>>>>>

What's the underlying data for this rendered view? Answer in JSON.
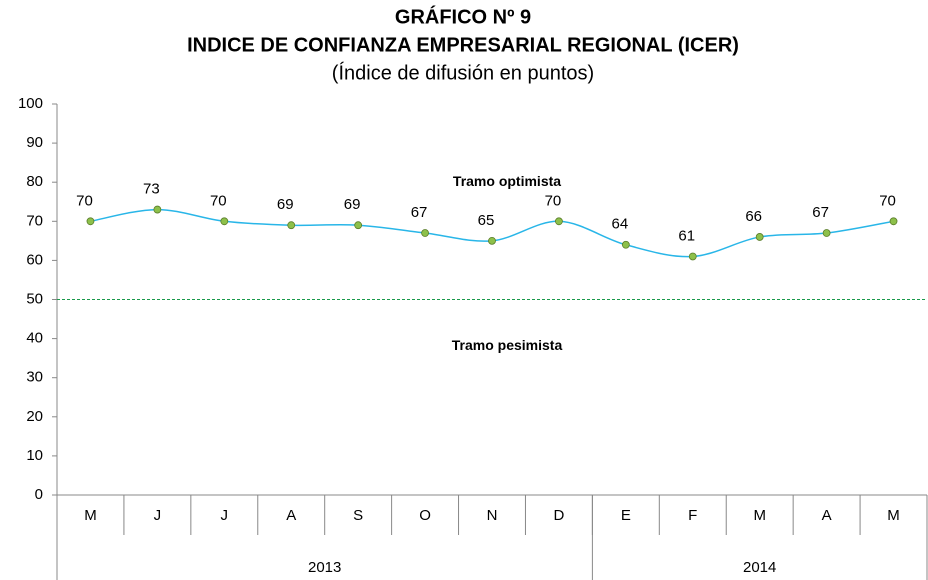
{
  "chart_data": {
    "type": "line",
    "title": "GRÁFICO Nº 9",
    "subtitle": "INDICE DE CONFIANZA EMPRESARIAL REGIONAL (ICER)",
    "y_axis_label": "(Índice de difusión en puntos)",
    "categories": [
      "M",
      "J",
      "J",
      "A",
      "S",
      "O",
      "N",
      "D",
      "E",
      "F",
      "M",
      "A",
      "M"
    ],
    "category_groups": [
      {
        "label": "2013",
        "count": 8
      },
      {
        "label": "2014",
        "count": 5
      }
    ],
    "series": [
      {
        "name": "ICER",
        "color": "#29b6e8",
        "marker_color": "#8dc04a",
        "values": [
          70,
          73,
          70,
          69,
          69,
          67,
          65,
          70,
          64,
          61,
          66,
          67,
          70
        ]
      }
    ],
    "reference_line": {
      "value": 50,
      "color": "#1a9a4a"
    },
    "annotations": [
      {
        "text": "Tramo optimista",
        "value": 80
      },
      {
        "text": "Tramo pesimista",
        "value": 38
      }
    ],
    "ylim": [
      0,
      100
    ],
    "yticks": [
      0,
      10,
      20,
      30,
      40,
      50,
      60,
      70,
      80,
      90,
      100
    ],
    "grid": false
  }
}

<<<<<

**WHAT TO PRODUCE:** Leave out the pictures and reproduce the rest of the listing exactly.

**ANSWER TO THE TASK:**
What's the underlying data for this rendered view? Answer in JSON.
{
  "chart_data": {
    "type": "line",
    "title": "GRÁFICO Nº 9",
    "subtitle": "INDICE DE CONFIANZA EMPRESARIAL REGIONAL (ICER)",
    "y_axis_label": "(Índice de difusión en puntos)",
    "categories": [
      "M",
      "J",
      "J",
      "A",
      "S",
      "O",
      "N",
      "D",
      "E",
      "F",
      "M",
      "A",
      "M"
    ],
    "category_groups": [
      {
        "label": "2013",
        "count": 8
      },
      {
        "label": "2014",
        "count": 5
      }
    ],
    "series": [
      {
        "name": "ICER",
        "color": "#29b6e8",
        "marker_color": "#8dc04a",
        "values": [
          70,
          73,
          70,
          69,
          69,
          67,
          65,
          70,
          64,
          61,
          66,
          67,
          70
        ]
      }
    ],
    "reference_line": {
      "value": 50,
      "color": "#1a9a4a"
    },
    "annotations": [
      {
        "text": "Tramo optimista",
        "value": 80
      },
      {
        "text": "Tramo pesimista",
        "value": 38
      }
    ],
    "ylim": [
      0,
      100
    ],
    "yticks": [
      0,
      10,
      20,
      30,
      40,
      50,
      60,
      70,
      80,
      90,
      100
    ],
    "grid": false
  }
}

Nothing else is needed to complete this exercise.